Excerpt from a dataset:
--- BEGIN ---
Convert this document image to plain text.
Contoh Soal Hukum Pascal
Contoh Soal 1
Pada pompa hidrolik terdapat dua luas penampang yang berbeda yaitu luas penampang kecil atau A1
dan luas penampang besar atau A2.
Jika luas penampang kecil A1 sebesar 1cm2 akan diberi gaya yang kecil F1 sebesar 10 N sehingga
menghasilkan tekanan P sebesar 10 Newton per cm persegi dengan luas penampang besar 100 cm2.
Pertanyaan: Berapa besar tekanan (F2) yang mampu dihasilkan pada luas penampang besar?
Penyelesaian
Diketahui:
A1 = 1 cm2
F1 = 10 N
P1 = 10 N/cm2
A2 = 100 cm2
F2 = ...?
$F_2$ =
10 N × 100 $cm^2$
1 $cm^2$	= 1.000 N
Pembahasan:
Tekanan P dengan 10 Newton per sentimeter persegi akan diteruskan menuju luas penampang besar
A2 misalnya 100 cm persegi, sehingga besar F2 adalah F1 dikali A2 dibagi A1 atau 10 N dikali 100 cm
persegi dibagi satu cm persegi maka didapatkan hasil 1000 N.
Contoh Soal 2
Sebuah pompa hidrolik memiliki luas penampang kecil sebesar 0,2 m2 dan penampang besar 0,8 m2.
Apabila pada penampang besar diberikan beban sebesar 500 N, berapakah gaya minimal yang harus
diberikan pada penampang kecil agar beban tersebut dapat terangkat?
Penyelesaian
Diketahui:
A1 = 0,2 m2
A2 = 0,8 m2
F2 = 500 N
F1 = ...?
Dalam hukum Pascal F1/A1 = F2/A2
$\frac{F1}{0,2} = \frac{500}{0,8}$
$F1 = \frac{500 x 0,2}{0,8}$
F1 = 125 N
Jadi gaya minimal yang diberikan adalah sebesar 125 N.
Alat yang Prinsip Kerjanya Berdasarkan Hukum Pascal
--- END ---
Extract the complete listing verbatim.

Convert this document image to plain text.
Contoh Soal Hukum Pascal
Contoh Soal 1
Pada pompa hidrolik terdapat dua luas penampang yang berbeda yaitu luas penampang kecil atau A1
dan luas penampang besar atau A2.
Jika luas penampang kecil A1 sebesar 1cm2 akan diberi gaya yang kecil F1 sebesar 10 N sehingga
menghasilkan tekanan P sebesar 10 Newton per cm persegi dengan luas penampang besar 100 cm2.
Pertanyaan: Berapa besar tekanan (F2) yang mampu dihasilkan pada luas penampang besar?
Penyelesaian
Diketahui:
A1 = 1 cm2
F1 = 10 N
P1 = 10 N/cm2
A2 = 100 cm2
F2 = ...?
$F_2$ =
10 N × 100 $cm^2$
1 $cm^2$	= 1.000 N
Pembahasan:
Tekanan P dengan 10 Newton per sentimeter persegi akan diteruskan menuju luas penampang besar
A2 misalnya 100 cm persegi, sehingga besar F2 adalah F1 dikali A2 dibagi A1 atau 10 N dikali 100 cm
persegi dibagi satu cm persegi maka didapatkan hasil 1000 N.
Contoh Soal 2
Sebuah pompa hidrolik memiliki luas penampang kecil sebesar 0,2 m2 dan penampang besar 0,8 m2.
Apabila pada penampang besar diberikan beban sebesar 500 N, berapakah gaya minimal yang harus
diberikan pada penampang kecil agar beban tersebut dapat terangkat?
Penyelesaian
Diketahui:
A1 = 0,2 m2
A2 = 0,8 m2
F2 = 500 N
F1 = ...?
Dalam hukum Pascal F1/A1 = F2/A2
$\frac{F1}{0,2} = \frac{500}{0,8}$
$F1 = \frac{500 x 0,2}{0,8}$
F1 = 125 N
Jadi gaya minimal yang diberikan adalah sebesar 125 N.
Alat yang Prinsip Kerjanya Berdasarkan Hukum Pascal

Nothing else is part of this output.